▸ TASK OBJECTIVE
Reproduce the data below line for line, without any changes, and leave the pictures out of your answer.

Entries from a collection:
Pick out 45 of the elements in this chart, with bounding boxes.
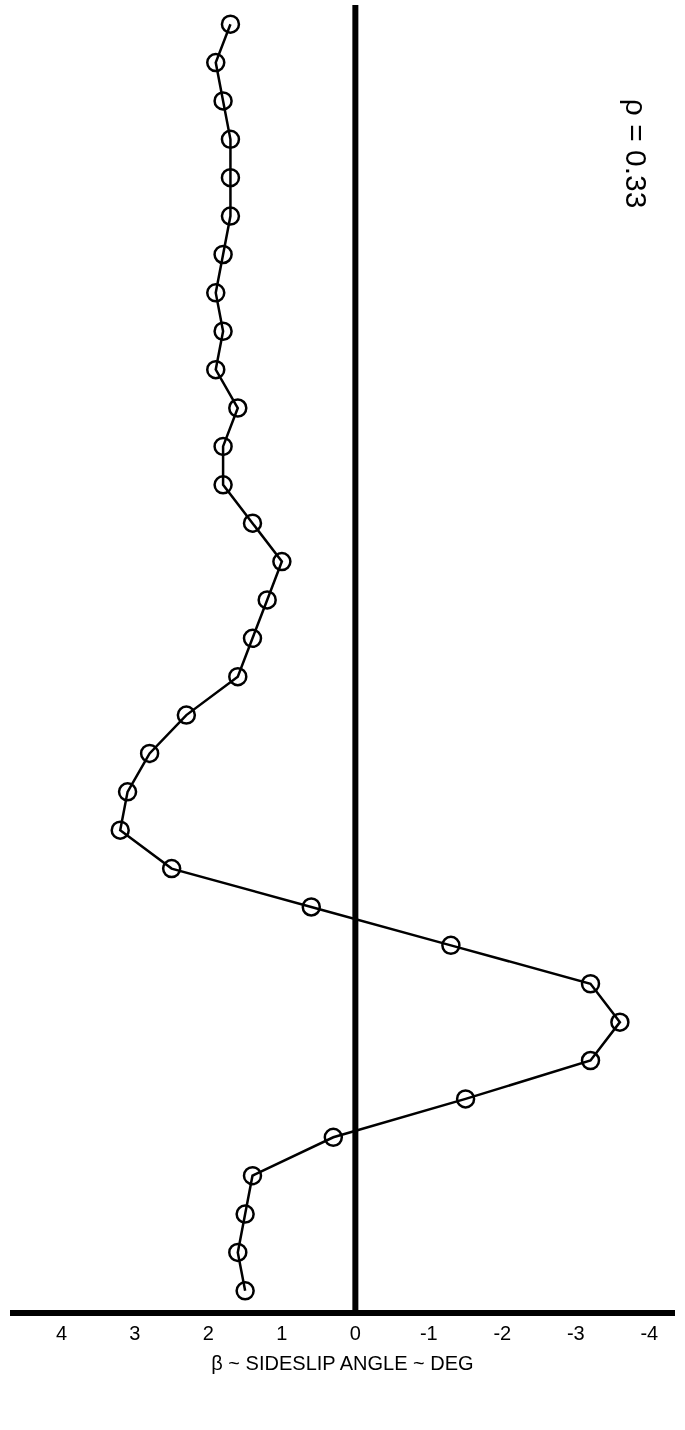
point bbox=[117, 782, 138, 802]
point bbox=[235, 1281, 255, 1301]
point bbox=[206, 283, 226, 303]
point bbox=[235, 1204, 255, 1224]
point bbox=[242, 1165, 263, 1186]
x-tick-label: 0 bbox=[349, 1322, 361, 1344]
x-tick-label: 1 bbox=[276, 1322, 288, 1344]
point bbox=[272, 551, 292, 572]
x-axis-title: β ~ SIDESLIP ANGLE ~ DEG bbox=[211, 1352, 474, 1374]
point bbox=[213, 321, 233, 341]
point bbox=[257, 590, 277, 610]
point bbox=[206, 52, 226, 73]
x-tick-label: 3 bbox=[129, 1322, 141, 1344]
point bbox=[441, 935, 461, 956]
point bbox=[220, 129, 241, 150]
point bbox=[139, 743, 160, 764]
x-tick-label: -2 bbox=[493, 1322, 512, 1344]
point bbox=[176, 705, 197, 725]
x-tick-label: -1 bbox=[419, 1322, 438, 1344]
point bbox=[213, 244, 233, 265]
point bbox=[161, 858, 182, 879]
point bbox=[228, 398, 248, 418]
point bbox=[213, 91, 233, 111]
point bbox=[220, 206, 241, 226]
point bbox=[110, 820, 130, 840]
point bbox=[301, 897, 322, 917]
point bbox=[610, 1012, 630, 1032]
x-tick-label: 4 bbox=[55, 1322, 67, 1344]
point bbox=[220, 14, 241, 34]
point bbox=[228, 666, 248, 687]
point bbox=[580, 974, 601, 994]
point bbox=[213, 436, 233, 457]
point bbox=[206, 359, 226, 380]
point bbox=[455, 1089, 476, 1109]
point bbox=[242, 628, 263, 649]
point bbox=[580, 1050, 601, 1071]
point bbox=[220, 167, 241, 188]
x-tick-label: 2 bbox=[202, 1322, 214, 1344]
annotation: ρ = 0.33 bbox=[619, 98, 653, 209]
x-tick-label: -3 bbox=[566, 1322, 585, 1344]
point bbox=[323, 1127, 344, 1148]
point bbox=[228, 1242, 248, 1263]
point bbox=[242, 513, 263, 533]
x-tick-label: -4 bbox=[640, 1322, 659, 1344]
point bbox=[213, 475, 233, 495]
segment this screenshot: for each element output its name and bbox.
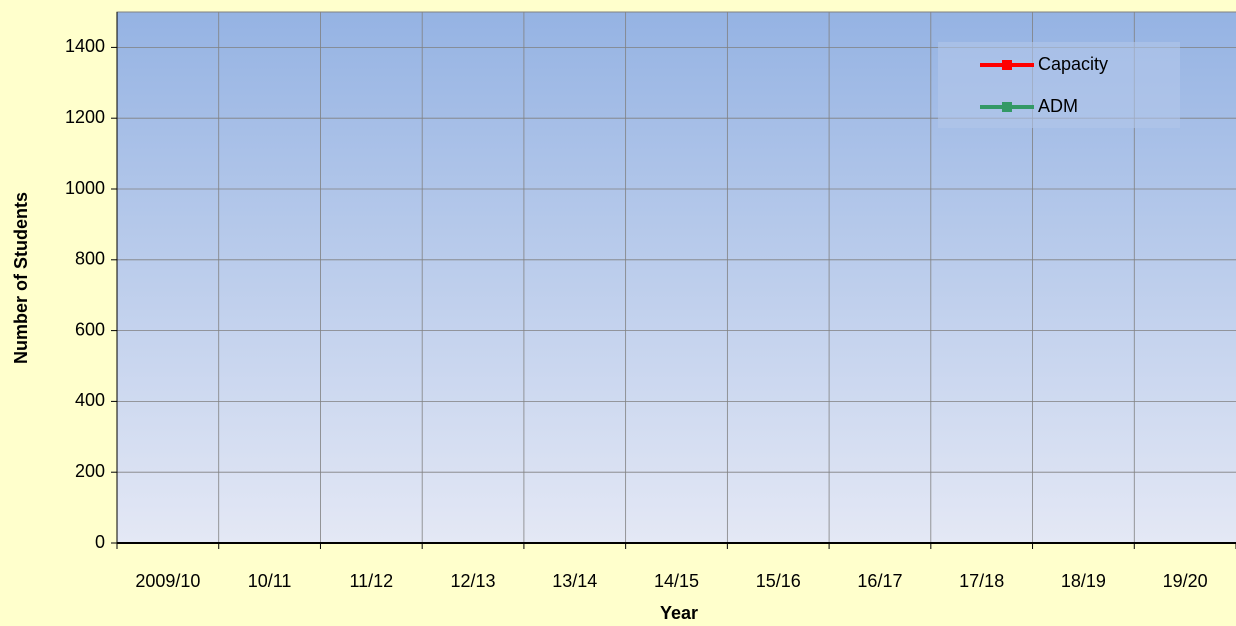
x-axis-title: Year (660, 603, 698, 623)
legend-box (938, 42, 1180, 128)
x-tick-label: 2009/10 (135, 571, 200, 591)
x-tick-label: 17/18 (959, 571, 1004, 591)
x-tick-label: 14/15 (654, 571, 699, 591)
y-tick-label: 1400 (65, 36, 105, 56)
x-tick-label: 12/13 (451, 571, 496, 591)
x-tick-label: 13/14 (552, 571, 597, 591)
legend-marker (1002, 60, 1012, 70)
y-tick-label: 400 (75, 390, 105, 410)
x-tick-label: 18/19 (1061, 571, 1106, 591)
y-tick-label: 0 (95, 532, 105, 552)
legend: Capacity ADM (938, 42, 1180, 128)
legend-label: Capacity (1038, 54, 1108, 74)
x-tick-label: 11/12 (349, 571, 393, 591)
y-axis-title: Number of Students (11, 192, 31, 364)
legend-label: ADM (1038, 96, 1078, 116)
y-tick-label: 1000 (65, 178, 105, 198)
x-tick-label: 10/11 (248, 571, 292, 591)
y-tick-label: 600 (75, 319, 105, 339)
y-tick-label: 1200 (65, 107, 105, 127)
x-tick-label: 16/17 (857, 571, 902, 591)
y-tick-label: 800 (75, 249, 105, 269)
y-tick-label: 200 (75, 461, 105, 481)
x-tick-label: 15/16 (756, 571, 801, 591)
x-tick-label: 19/20 (1163, 571, 1208, 591)
legend-marker (1002, 102, 1012, 112)
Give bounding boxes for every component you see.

▸ RESULT
Pick out 45 of the elements in this chart, with bounding boxes.
point bbox=[117, 782, 138, 802]
point bbox=[235, 1281, 255, 1301]
point bbox=[206, 283, 226, 303]
point bbox=[235, 1204, 255, 1224]
point bbox=[242, 1165, 263, 1186]
x-tick-label: 0 bbox=[349, 1322, 361, 1344]
x-tick-label: 1 bbox=[276, 1322, 288, 1344]
point bbox=[272, 551, 292, 572]
x-axis-title: β ~ SIDESLIP ANGLE ~ DEG bbox=[211, 1352, 474, 1374]
point bbox=[213, 321, 233, 341]
point bbox=[257, 590, 277, 610]
point bbox=[206, 52, 226, 73]
x-tick-label: 3 bbox=[129, 1322, 141, 1344]
point bbox=[441, 935, 461, 956]
point bbox=[220, 129, 241, 150]
point bbox=[139, 743, 160, 764]
x-tick-label: -2 bbox=[493, 1322, 512, 1344]
point bbox=[176, 705, 197, 725]
x-tick-label: -1 bbox=[419, 1322, 438, 1344]
point bbox=[213, 244, 233, 265]
point bbox=[161, 858, 182, 879]
point bbox=[228, 398, 248, 418]
point bbox=[213, 91, 233, 111]
point bbox=[220, 206, 241, 226]
point bbox=[110, 820, 130, 840]
point bbox=[301, 897, 322, 917]
point bbox=[610, 1012, 630, 1032]
x-tick-label: 4 bbox=[55, 1322, 67, 1344]
point bbox=[220, 14, 241, 34]
point bbox=[228, 666, 248, 687]
point bbox=[580, 974, 601, 994]
point bbox=[213, 436, 233, 457]
point bbox=[206, 359, 226, 380]
point bbox=[455, 1089, 476, 1109]
point bbox=[242, 628, 263, 649]
point bbox=[580, 1050, 601, 1071]
point bbox=[220, 167, 241, 188]
x-tick-label: 2 bbox=[202, 1322, 214, 1344]
annotation: ρ = 0.33 bbox=[619, 98, 653, 209]
x-tick-label: -3 bbox=[566, 1322, 585, 1344]
point bbox=[323, 1127, 344, 1148]
point bbox=[228, 1242, 248, 1263]
point bbox=[242, 513, 263, 533]
x-tick-label: -4 bbox=[640, 1322, 659, 1344]
point bbox=[213, 475, 233, 495]
segment this screenshot: for each element output its name and bbox.
x-axis-title: Year (660, 603, 698, 623)
legend-box (938, 42, 1180, 128)
x-tick-label: 2009/10 (135, 571, 200, 591)
x-tick-label: 17/18 (959, 571, 1004, 591)
x-tick-label: 14/15 (654, 571, 699, 591)
y-tick-label: 1400 (65, 36, 105, 56)
x-tick-label: 12/13 (451, 571, 496, 591)
x-tick-label: 13/14 (552, 571, 597, 591)
legend-marker (1002, 60, 1012, 70)
y-tick-label: 400 (75, 390, 105, 410)
x-tick-label: 18/19 (1061, 571, 1106, 591)
y-tick-label: 0 (95, 532, 105, 552)
legend: Capacity ADM (938, 42, 1180, 128)
legend-label: Capacity (1038, 54, 1108, 74)
x-tick-label: 11/12 (349, 571, 393, 591)
y-axis-title: Number of Students (11, 192, 31, 364)
legend-label: ADM (1038, 96, 1078, 116)
y-tick-label: 1000 (65, 178, 105, 198)
x-tick-label: 10/11 (248, 571, 292, 591)
y-tick-label: 600 (75, 319, 105, 339)
y-tick-label: 1200 (65, 107, 105, 127)
x-tick-label: 16/17 (857, 571, 902, 591)
y-tick-label: 800 (75, 249, 105, 269)
y-tick-label: 200 (75, 461, 105, 481)
x-tick-label: 15/16 (756, 571, 801, 591)
x-tick-label: 19/20 (1163, 571, 1208, 591)
legend-marker (1002, 102, 1012, 112)
Give bounding boxes for every component you see.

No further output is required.